>> BEGIN

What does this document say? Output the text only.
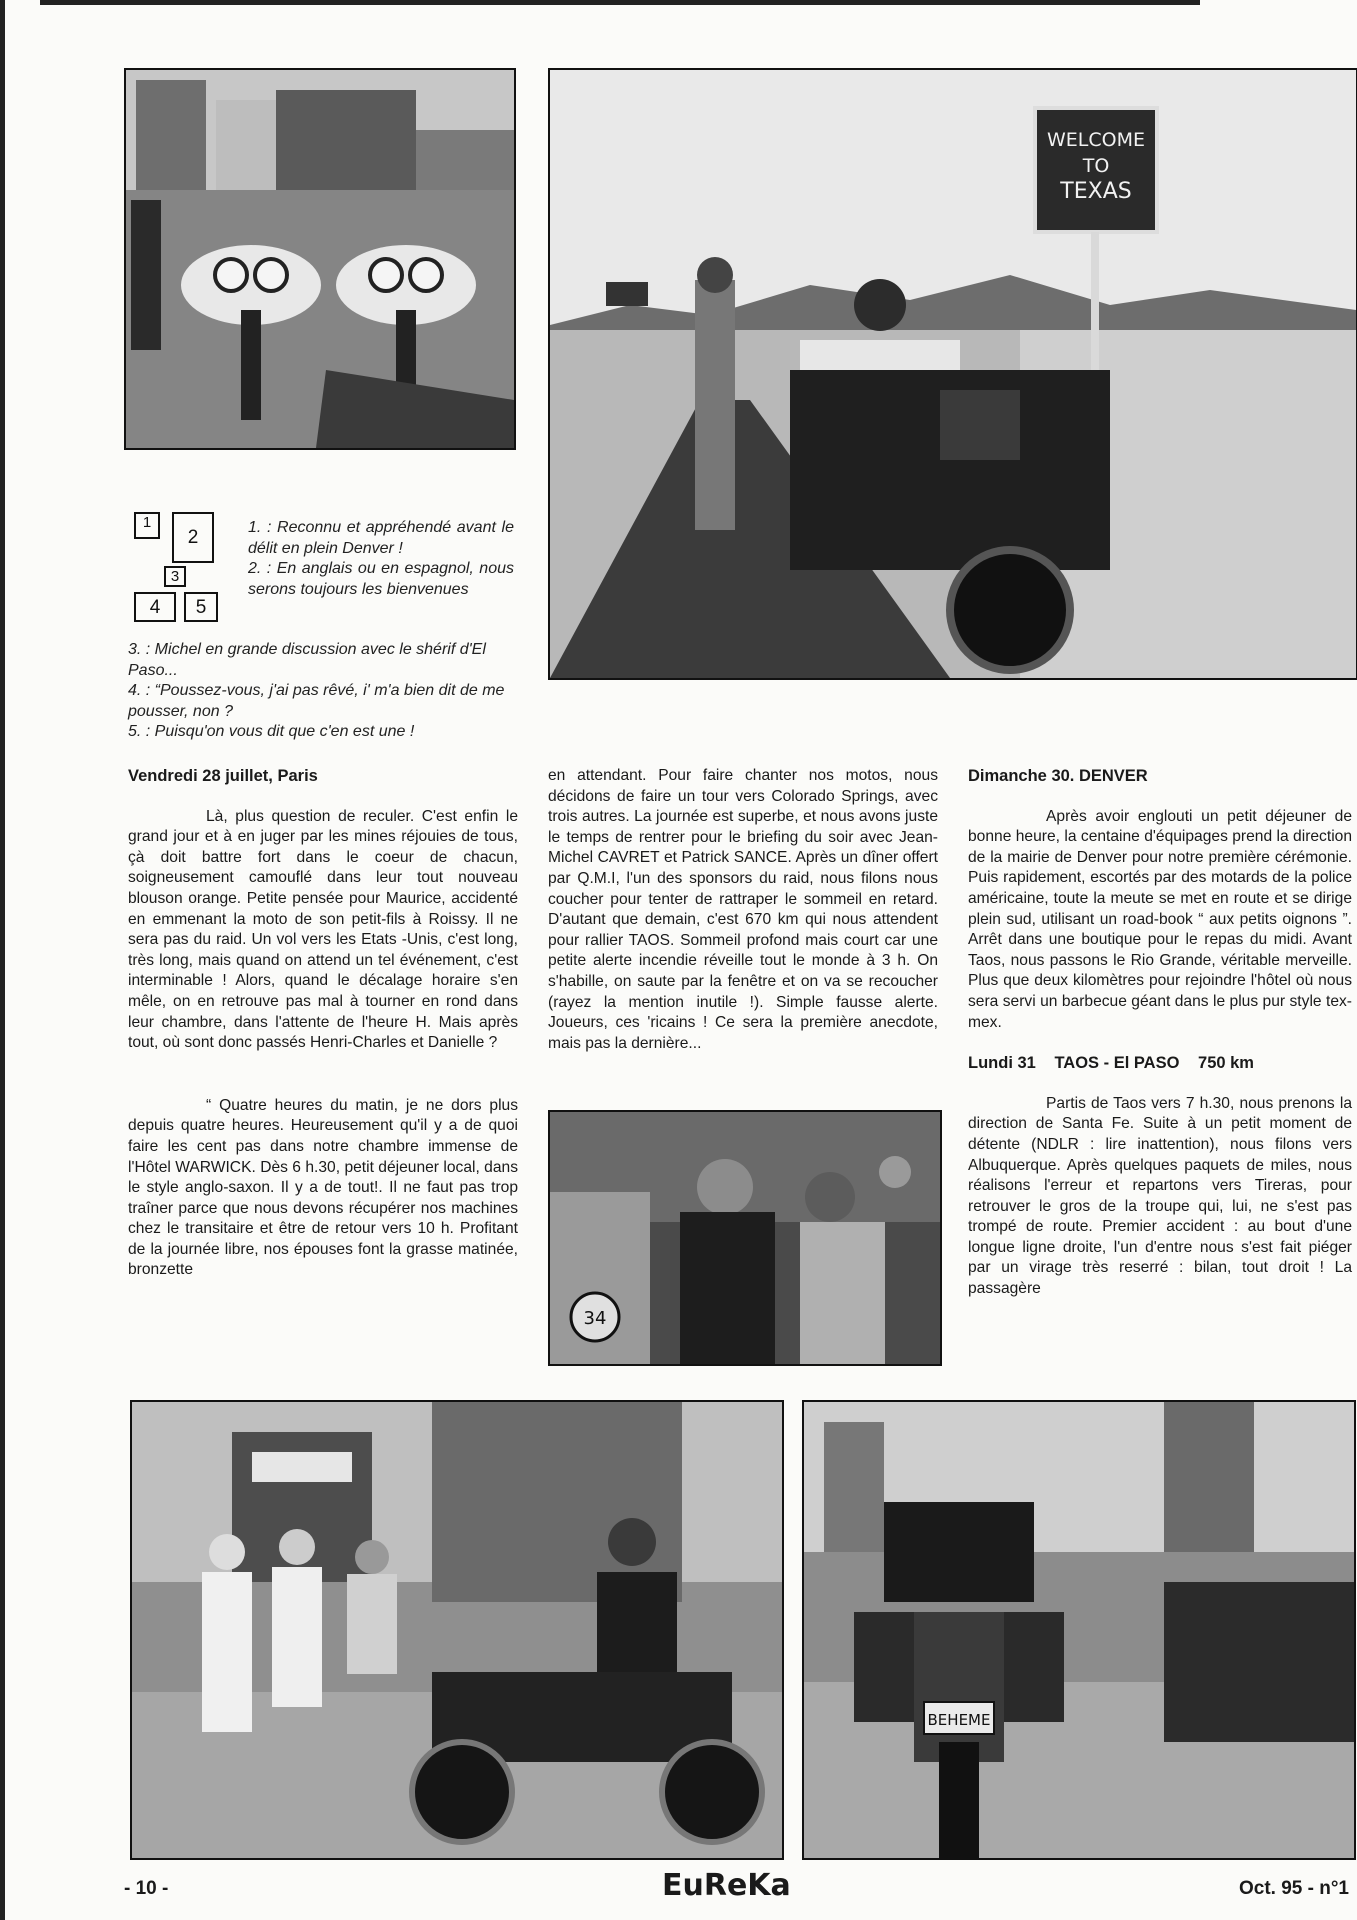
WELCOME
TO
TEXAS
1
2
3
4	5

1. : Reconnu et appréhendé avant le délit en plein Denver !

2. : En anglais ou en espagnol, nous serons toujours les bienvenues

3. : Michel en grande discussion avec le shérif d'El Paso...

4. : “Poussez-vous, j'ai pas rêvé, i' m'a bien dit de me pousser, non ?

5. : Puisqu'on vous dit que c'en est une !

Vendredi 28 juillet, Paris

Là, plus question de reculer. C'est enfin le grand jour et à en juger par les mines réjouies de tous, çà doit battre fort dans le coeur de chacun, soigneusement camouflé dans leur tout nouveau blouson orange. Petite pensée pour Maurice, accidenté en emmenant la moto de son petit-fils à Roissy. Il ne sera pas du raid. Un vol vers les Etats -Unis, c'est long, très long, mais quand on attend un tel événement, c'est interminable ! Alors, quand le décalage horaire s'en mêle, on en retrouve pas mal à tourner en rond dans leur chambre, dans l'attente de l'heure H. Mais après tout, où sont donc passés Henri-Charles et Danielle ?

“ Quatre heures du matin, je ne dors plus depuis quatre heures. Heureusement qu'il y a de quoi faire les cent pas dans notre chambre immense de l'Hôtel WARWICK. Dès 6 h.30, petit déjeuner local, dans le style anglo-saxon. Il y a de tout!. Il ne faut pas trop traîner parce que nous devons récupérer nos machines chez le transitaire et être de retour vers 10 h. Profitant de la journée libre, nos épouses font la grasse matinée, bronzette

en attendant. Pour faire chanter nos motos, nous décidons de faire un tour vers Colorado Springs, avec trois autres. La journée est superbe, et nous avons juste le temps de rentrer pour le briefing du soir avec Jean-Michel CAVRET et Patrick SANCE. Après un dîner offert par Q.M.I, l'un des sponsors du raid, nous filons nous coucher pour tenter de rattraper le sommeil en retard. D'autant que demain, c'est 670 km qui nous attendent pour rallier TAOS. Sommeil profond mais court car une petite alerte incendie réveille tout le monde à 3 h. On s'habille, on saute par la fenêtre et on va se recoucher (rayez la mention inutile !). Simple fausse alerte. Joueurs, ces 'ricains ! Ce sera la première anecdote, mais pas la dernière...

34

Dimanche 30. DENVER

Après avoir englouti un petit déjeuner de bonne heure, la centaine d'équipages prend la direction de la mairie de Denver pour notre première cérémonie. Puis rapidement, escortés par des motards de la police américaine, toute la meute se met en route et se dirige plein sud, utilisant un road-book “ aux petits oignons ”. Arrêt dans une boutique pour le repas du midi. Avant Taos, nous passons le Rio Grande, véritable merveille. Plus que deux kilomètres pour rejoindre l'hôtel où nous sera servi un barbecue géant dans le plus pur style tex-mex.

Lundi 31 TAOS - El PASO 750 km

Partis de Taos vers 7 h.30, nous prenons la direction de Santa Fe. Suite à un petit moment de détente (NDLR : lire inattention), nous filons vers Albuquerque. Après quelques paquets de miles, nous réalisons l'erreur et repartons vers Tireras, pour retrouver le gros de la troupe qui, lui, ne s'est pas trompé de route. Premier accident : au bout d'une longue ligne droite, l'un d'entre nous s'est fait piéger par un virage très reserré : bilan, tout droit ! La passagère

BEHEME
- 10 -	EuReKa	Oct. 95 - n°1
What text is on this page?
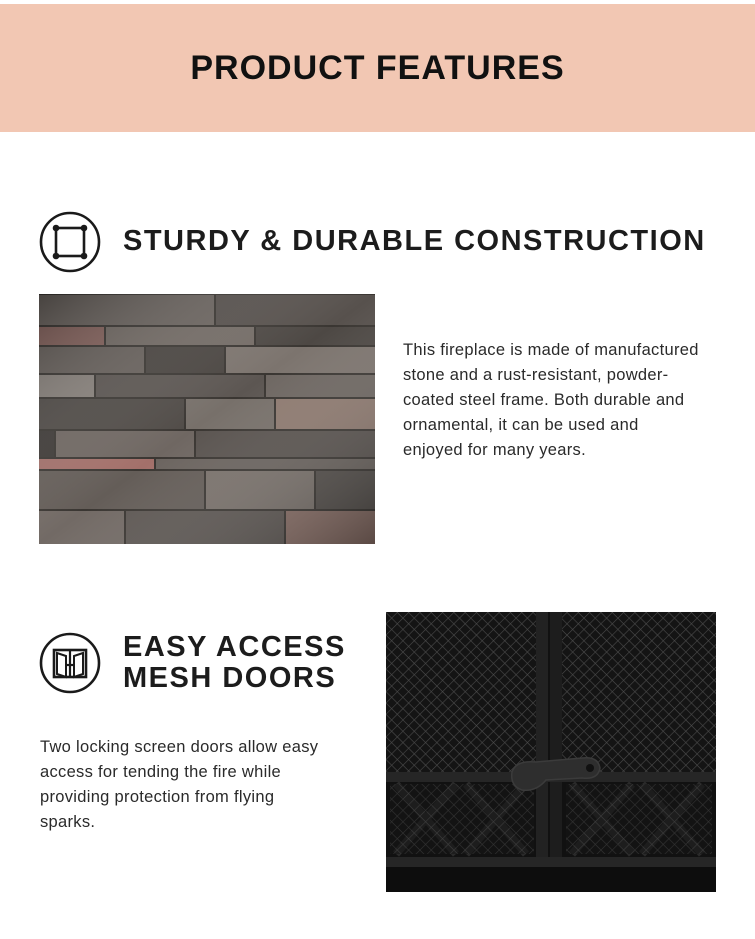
PRODUCT FEATURES
STURDY & DURABLE CONSTRUCTION

This fireplace is made of manufactured stone and a rust-resistant, powder-coated steel frame. Both durable and ornamental, it can be used and enjoyed for many years.

EASY ACCESS MESH DOORS

Two locking screen doors allow easy access for tending the fire while providing protection from flying sparks.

>> END

Given problem:
Copy out exactly the lines from the one with "What text is on this page?" through the end of the listing, both ends included, omitting any picture.

Result for this task:
What text is on this page?
PRODUCT FEATURES
STURDY & DURABLE CONSTRUCTION

This fireplace is made of manufactured stone and a rust-resistant, powder-coated steel frame. Both durable and ornamental, it can be used and enjoyed for many years.

EASY ACCESS MESH DOORS

Two locking screen doors allow easy access for tending the fire while providing protection from flying sparks.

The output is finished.